** START **

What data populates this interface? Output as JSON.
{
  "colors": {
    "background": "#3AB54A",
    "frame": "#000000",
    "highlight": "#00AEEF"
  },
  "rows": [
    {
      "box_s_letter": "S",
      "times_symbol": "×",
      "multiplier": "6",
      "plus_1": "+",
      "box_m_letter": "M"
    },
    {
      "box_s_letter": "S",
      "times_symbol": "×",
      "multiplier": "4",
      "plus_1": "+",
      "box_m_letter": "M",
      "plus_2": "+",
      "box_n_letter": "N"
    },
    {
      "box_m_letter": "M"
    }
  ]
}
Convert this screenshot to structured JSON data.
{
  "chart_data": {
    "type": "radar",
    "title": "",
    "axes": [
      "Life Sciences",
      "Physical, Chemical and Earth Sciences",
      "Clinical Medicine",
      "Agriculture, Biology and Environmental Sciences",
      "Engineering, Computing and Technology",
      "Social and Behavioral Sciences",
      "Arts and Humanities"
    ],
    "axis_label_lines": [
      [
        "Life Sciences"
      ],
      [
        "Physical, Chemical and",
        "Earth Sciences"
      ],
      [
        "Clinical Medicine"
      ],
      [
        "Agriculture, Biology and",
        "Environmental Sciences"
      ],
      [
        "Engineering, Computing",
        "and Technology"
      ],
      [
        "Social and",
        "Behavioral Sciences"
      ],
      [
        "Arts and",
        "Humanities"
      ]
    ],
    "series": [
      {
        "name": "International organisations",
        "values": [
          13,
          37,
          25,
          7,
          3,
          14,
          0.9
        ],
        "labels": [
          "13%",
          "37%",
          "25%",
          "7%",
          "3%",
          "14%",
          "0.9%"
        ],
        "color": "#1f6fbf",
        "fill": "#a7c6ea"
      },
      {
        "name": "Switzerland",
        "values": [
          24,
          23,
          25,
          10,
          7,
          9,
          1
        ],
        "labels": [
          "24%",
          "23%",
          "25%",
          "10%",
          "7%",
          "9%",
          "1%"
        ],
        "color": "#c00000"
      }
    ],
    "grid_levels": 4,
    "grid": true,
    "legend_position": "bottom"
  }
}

** END **

Your task is to output the full set of records exactly as presented.

— COMPLETED EXERCISE —
What data populates this interface? Output as JSON.
{
  "colors": {
    "background": "#3AB54A",
    "frame": "#000000",
    "highlight": "#00AEEF"
  },
  "rows": [
    {
      "box_s_letter": "S",
      "times_symbol": "×",
      "multiplier": "6",
      "plus_1": "+",
      "box_m_letter": "M"
    },
    {
      "box_s_letter": "S",
      "times_symbol": "×",
      "multiplier": "4",
      "plus_1": "+",
      "box_m_letter": "M",
      "plus_2": "+",
      "box_n_letter": "N"
    },
    {
      "box_m_letter": "M"
    }
  ]
}
Convert this screenshot to structured JSON data.
{
  "chart_data": {
    "type": "radar",
    "title": "",
    "axes": [
      "Life Sciences",
      "Physical, Chemical and Earth Sciences",
      "Clinical Medicine",
      "Agriculture, Biology and Environmental Sciences",
      "Engineering, Computing and Technology",
      "Social and Behavioral Sciences",
      "Arts and Humanities"
    ],
    "axis_label_lines": [
      [
        "Life Sciences"
      ],
      [
        "Physical, Chemical and",
        "Earth Sciences"
      ],
      [
        "Clinical Medicine"
      ],
      [
        "Agriculture, Biology and",
        "Environmental Sciences"
      ],
      [
        "Engineering, Computing",
        "and Technology"
      ],
      [
        "Social and",
        "Behavioral Sciences"
      ],
      [
        "Arts and",
        "Humanities"
      ]
    ],
    "series": [
      {
        "name": "International organisations",
        "values": [
          13,
          37,
          25,
          7,
          3,
          14,
          0.9
        ],
        "labels": [
          "13%",
          "37%",
          "25%",
          "7%",
          "3%",
          "14%",
          "0.9%"
        ],
        "color": "#1f6fbf",
        "fill": "#a7c6ea"
      },
      {
        "name": "Switzerland",
        "values": [
          24,
          23,
          25,
          10,
          7,
          9,
          1
        ],
        "labels": [
          "24%",
          "23%",
          "25%",
          "10%",
          "7%",
          "9%",
          "1%"
        ],
        "color": "#c00000"
      }
    ],
    "grid_levels": 4,
    "grid": true,
    "legend_position": "bottom"
  }
}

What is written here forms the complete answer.